Locate all lines with the word "tempo". Copy them.
* BEGIN Available data *
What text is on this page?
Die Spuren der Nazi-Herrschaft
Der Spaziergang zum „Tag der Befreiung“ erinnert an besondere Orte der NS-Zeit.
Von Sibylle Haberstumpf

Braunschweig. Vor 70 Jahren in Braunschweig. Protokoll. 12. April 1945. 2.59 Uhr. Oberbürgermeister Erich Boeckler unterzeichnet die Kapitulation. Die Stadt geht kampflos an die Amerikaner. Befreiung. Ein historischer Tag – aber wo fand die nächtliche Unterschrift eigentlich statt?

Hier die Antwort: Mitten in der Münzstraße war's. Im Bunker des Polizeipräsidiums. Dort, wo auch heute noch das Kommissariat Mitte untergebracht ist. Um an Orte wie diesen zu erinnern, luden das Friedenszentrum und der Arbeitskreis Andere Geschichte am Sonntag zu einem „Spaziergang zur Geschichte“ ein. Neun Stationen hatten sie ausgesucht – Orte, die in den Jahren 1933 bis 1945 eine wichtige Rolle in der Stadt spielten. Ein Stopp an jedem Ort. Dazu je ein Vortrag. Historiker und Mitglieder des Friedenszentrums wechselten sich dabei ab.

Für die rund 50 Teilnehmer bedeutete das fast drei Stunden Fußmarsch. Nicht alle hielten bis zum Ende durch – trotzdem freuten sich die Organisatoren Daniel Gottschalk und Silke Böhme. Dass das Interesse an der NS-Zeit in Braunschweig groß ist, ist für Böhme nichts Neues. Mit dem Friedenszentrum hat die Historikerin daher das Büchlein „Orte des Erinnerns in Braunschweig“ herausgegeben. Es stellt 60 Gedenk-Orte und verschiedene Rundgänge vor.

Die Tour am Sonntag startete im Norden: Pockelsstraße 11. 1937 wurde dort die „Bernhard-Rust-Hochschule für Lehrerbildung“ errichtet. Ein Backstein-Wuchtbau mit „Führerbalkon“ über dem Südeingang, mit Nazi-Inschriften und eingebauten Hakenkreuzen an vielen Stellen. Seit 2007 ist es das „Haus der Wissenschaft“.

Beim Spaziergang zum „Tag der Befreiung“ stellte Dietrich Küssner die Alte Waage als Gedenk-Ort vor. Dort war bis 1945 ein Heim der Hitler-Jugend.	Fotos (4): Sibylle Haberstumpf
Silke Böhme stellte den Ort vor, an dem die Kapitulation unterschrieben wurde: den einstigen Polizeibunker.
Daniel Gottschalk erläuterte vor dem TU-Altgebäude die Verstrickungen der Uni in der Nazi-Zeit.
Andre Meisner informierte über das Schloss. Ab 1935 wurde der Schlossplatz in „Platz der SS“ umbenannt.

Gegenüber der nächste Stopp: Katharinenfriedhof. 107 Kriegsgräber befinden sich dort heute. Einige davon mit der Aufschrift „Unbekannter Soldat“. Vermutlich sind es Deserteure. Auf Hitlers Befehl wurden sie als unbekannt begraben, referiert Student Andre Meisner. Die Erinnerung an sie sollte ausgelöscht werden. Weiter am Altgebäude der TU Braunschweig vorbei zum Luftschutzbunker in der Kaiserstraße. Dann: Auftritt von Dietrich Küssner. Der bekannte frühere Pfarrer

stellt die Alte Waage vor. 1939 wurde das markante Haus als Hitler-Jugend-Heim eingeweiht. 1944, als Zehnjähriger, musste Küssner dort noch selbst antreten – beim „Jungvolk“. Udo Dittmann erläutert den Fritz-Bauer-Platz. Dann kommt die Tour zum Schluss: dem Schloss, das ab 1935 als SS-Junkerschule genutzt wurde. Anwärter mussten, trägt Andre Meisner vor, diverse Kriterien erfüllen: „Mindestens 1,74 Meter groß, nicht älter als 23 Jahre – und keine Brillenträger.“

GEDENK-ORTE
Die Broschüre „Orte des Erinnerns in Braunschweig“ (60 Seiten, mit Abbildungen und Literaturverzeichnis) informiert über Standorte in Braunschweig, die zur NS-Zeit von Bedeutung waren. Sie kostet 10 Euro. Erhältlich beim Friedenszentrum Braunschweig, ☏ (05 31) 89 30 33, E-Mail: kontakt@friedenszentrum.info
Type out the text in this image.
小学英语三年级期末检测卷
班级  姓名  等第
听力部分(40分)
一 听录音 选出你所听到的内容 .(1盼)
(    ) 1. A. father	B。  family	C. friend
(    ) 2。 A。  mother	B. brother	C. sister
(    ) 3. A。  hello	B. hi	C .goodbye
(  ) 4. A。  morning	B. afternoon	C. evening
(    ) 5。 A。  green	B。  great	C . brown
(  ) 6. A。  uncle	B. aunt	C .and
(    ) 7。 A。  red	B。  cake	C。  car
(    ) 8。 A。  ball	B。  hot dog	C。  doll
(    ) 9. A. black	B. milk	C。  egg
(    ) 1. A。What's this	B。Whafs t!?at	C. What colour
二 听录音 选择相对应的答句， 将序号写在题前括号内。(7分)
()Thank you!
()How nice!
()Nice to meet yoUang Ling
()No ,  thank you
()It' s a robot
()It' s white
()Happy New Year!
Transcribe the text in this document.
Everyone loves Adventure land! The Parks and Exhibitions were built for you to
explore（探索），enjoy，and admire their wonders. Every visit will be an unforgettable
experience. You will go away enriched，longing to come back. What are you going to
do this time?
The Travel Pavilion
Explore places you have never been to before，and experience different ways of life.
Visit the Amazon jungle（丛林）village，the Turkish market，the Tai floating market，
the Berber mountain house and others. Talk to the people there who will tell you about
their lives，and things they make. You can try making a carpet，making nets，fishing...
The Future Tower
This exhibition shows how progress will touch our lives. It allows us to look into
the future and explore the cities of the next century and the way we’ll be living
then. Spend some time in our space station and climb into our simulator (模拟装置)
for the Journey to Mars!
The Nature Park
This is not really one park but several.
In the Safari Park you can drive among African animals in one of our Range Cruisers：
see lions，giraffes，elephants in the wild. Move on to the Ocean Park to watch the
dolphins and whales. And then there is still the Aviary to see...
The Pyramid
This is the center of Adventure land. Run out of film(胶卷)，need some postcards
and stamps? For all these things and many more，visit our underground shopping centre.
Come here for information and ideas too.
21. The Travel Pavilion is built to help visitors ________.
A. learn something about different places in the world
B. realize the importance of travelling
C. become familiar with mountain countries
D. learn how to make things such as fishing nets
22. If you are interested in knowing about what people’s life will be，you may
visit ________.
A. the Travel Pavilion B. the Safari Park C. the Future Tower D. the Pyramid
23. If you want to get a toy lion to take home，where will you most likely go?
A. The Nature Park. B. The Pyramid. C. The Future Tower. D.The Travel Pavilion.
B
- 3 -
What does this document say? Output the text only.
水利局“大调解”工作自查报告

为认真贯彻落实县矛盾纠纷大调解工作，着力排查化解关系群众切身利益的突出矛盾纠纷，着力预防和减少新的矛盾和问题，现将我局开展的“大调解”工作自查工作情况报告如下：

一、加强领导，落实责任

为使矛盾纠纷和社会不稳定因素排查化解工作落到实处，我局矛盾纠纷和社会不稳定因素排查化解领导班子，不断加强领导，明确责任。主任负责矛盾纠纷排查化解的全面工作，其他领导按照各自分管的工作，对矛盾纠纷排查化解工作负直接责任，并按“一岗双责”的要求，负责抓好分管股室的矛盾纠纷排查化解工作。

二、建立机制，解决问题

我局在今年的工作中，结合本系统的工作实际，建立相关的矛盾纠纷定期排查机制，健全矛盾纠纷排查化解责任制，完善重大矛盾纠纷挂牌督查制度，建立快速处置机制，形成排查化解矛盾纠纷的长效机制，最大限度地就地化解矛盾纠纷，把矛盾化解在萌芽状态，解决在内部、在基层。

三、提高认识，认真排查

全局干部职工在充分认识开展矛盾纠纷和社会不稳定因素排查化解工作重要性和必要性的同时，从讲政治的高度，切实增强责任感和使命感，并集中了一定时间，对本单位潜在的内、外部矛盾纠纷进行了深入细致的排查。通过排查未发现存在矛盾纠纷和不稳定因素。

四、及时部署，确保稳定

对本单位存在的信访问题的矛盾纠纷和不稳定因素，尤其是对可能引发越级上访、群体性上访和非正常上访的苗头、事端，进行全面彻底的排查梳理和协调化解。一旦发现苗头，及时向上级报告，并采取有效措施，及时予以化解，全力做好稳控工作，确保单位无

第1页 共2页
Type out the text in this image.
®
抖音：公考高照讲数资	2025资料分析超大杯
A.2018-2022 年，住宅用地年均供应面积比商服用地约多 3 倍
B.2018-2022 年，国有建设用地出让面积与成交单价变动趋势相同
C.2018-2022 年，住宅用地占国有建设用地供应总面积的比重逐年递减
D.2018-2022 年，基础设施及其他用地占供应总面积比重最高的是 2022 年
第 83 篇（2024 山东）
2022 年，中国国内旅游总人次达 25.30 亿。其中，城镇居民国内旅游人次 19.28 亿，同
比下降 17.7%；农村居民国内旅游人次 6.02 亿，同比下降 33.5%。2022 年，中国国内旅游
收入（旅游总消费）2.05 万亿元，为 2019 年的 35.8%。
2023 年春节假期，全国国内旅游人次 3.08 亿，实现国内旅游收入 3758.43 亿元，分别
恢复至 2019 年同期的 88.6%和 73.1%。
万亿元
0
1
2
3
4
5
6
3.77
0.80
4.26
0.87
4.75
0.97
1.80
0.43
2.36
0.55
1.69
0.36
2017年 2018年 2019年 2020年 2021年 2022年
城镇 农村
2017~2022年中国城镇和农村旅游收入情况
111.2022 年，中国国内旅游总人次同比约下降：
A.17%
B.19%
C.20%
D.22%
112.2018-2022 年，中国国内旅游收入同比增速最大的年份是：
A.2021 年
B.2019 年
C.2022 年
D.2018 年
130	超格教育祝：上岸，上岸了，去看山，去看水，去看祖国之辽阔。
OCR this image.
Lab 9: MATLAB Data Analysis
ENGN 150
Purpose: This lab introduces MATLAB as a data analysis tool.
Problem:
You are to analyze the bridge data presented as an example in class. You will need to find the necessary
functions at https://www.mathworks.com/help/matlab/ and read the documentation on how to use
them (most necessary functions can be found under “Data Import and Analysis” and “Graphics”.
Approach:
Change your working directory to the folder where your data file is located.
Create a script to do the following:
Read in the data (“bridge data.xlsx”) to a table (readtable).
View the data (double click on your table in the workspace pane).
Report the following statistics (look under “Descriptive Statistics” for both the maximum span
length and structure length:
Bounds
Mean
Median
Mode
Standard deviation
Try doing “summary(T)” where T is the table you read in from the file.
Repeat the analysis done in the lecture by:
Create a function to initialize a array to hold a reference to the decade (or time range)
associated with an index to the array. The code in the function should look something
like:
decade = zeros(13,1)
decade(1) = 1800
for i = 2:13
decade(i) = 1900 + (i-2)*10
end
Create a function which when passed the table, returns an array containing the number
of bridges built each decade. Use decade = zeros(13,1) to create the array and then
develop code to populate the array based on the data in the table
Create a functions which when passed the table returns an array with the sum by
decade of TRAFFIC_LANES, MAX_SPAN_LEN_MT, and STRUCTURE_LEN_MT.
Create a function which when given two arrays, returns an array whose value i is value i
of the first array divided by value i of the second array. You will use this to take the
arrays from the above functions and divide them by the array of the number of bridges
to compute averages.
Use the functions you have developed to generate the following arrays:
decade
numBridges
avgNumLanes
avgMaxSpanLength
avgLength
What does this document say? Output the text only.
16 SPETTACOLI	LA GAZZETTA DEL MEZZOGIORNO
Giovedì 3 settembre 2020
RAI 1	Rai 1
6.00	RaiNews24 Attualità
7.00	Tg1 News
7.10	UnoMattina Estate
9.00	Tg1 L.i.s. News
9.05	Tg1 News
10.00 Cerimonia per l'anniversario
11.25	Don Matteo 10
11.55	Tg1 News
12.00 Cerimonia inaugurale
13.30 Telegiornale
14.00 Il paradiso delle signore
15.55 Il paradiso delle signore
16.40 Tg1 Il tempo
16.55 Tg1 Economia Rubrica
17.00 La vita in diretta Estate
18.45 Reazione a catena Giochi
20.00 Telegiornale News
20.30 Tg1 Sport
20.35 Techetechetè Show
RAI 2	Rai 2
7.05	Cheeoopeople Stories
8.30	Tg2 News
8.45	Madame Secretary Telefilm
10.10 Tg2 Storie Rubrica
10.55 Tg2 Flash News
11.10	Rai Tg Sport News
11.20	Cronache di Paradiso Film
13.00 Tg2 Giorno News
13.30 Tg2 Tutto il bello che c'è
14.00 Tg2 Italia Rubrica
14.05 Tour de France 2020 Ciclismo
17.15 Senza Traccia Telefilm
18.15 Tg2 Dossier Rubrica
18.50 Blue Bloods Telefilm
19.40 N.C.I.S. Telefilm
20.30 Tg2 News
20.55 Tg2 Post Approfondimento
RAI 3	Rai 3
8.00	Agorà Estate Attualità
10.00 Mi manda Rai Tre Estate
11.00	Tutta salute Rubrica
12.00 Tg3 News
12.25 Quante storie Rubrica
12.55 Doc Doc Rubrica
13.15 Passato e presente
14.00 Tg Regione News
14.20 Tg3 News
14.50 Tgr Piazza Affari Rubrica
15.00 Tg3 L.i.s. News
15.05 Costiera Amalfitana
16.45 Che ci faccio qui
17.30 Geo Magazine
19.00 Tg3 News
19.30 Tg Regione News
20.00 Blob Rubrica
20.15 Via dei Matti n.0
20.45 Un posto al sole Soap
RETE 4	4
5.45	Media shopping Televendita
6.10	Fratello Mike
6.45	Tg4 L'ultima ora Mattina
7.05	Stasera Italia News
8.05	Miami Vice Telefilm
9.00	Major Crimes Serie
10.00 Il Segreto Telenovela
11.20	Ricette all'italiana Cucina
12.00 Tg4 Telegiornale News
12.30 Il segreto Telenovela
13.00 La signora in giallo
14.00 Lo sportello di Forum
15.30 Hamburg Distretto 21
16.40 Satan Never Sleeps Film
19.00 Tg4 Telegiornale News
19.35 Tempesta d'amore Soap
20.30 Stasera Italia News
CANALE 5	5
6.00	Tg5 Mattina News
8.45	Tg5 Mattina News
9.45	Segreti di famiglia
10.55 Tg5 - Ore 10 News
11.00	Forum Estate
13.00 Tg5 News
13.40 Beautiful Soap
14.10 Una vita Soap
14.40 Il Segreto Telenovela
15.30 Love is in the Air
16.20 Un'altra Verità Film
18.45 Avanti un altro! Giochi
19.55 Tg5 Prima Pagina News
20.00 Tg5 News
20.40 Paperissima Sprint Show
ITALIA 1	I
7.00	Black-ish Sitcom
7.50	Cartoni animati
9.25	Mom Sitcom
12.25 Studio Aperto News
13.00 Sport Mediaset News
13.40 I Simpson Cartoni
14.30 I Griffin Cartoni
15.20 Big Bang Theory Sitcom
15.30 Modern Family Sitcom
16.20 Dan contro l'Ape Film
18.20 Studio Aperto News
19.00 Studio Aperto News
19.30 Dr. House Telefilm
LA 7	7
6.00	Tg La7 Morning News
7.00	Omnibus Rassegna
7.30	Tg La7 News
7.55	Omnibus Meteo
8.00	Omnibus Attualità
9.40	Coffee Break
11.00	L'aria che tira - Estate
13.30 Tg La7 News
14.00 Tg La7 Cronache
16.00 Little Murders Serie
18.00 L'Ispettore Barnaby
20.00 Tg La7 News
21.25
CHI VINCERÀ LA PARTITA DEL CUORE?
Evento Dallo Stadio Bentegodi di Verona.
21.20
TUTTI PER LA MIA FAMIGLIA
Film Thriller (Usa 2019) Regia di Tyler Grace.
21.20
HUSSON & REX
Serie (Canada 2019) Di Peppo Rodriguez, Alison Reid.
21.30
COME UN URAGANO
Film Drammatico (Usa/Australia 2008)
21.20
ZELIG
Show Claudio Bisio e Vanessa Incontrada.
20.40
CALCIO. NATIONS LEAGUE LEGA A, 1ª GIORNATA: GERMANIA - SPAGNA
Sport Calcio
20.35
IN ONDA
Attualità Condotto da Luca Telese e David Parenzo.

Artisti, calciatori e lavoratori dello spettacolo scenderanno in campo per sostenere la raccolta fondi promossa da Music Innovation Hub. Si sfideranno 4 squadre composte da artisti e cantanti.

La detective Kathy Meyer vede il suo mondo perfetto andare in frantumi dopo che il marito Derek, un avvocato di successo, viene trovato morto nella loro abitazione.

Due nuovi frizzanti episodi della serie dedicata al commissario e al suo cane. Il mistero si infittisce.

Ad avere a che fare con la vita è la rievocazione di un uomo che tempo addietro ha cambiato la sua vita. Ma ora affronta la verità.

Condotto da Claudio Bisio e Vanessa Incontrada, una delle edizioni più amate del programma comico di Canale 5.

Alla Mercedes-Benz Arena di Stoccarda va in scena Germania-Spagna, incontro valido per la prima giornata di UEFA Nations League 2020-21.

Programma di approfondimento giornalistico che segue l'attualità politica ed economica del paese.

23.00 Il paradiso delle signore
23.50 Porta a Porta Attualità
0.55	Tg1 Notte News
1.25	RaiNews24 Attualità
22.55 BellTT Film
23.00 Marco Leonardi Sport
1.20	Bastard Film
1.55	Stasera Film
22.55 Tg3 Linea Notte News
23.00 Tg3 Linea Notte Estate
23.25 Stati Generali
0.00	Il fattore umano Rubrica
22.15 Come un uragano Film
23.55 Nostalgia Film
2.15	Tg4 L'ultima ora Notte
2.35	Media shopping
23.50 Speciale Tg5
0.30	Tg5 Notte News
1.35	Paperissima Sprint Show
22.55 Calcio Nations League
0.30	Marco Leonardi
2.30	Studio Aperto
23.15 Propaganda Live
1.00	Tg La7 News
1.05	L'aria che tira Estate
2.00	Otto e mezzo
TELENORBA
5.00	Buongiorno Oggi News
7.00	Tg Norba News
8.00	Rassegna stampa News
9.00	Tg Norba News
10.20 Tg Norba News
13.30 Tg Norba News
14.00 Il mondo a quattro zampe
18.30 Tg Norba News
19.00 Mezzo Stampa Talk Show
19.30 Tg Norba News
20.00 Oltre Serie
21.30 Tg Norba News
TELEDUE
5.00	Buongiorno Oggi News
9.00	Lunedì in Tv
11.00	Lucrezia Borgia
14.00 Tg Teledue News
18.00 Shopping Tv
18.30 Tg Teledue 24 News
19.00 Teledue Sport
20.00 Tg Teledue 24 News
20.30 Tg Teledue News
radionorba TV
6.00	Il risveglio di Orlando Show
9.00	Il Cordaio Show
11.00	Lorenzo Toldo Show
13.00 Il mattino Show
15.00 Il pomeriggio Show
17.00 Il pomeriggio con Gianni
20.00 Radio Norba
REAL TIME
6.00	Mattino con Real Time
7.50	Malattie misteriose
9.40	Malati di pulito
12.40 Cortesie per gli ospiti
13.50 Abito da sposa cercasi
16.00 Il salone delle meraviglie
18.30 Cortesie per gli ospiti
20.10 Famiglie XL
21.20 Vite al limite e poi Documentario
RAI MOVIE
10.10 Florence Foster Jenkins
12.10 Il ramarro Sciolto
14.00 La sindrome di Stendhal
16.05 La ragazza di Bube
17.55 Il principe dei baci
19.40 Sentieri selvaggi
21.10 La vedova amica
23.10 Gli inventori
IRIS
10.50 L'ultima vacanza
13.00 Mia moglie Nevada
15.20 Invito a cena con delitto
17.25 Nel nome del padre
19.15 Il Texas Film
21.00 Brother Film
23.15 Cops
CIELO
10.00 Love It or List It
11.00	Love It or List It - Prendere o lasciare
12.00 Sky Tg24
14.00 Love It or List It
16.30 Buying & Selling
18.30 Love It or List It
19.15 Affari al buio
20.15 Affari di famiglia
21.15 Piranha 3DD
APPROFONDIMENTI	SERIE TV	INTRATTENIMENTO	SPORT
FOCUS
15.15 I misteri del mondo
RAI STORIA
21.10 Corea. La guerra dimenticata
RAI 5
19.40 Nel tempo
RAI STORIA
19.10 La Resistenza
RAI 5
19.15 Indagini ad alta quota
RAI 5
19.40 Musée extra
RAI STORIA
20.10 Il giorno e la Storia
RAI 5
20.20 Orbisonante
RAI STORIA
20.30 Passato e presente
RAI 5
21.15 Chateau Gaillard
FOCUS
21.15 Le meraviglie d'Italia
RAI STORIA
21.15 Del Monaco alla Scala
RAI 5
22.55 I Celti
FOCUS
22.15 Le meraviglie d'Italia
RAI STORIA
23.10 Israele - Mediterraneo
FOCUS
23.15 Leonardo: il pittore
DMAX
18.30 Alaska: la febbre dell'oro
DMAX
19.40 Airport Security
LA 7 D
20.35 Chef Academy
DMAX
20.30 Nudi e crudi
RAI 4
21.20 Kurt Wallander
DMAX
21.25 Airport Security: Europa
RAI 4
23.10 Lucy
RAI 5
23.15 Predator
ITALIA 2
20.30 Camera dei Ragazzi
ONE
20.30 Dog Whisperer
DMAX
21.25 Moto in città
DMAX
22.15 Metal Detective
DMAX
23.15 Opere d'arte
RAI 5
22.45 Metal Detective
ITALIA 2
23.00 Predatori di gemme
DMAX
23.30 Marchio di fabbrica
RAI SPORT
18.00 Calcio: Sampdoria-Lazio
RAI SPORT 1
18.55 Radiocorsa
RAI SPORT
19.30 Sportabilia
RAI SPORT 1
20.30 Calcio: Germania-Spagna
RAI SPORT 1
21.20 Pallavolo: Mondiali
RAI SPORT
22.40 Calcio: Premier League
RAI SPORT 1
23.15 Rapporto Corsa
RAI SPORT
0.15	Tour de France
* END Available data *
Answer for the task:
16.40 Tg1 Il tempo
Ad avere a che fare con la vita è la rievocazione di un uomo che tempo addietro ha cambiato la sua vita. Ma ora affronta la verità.
19.40 Nel tempo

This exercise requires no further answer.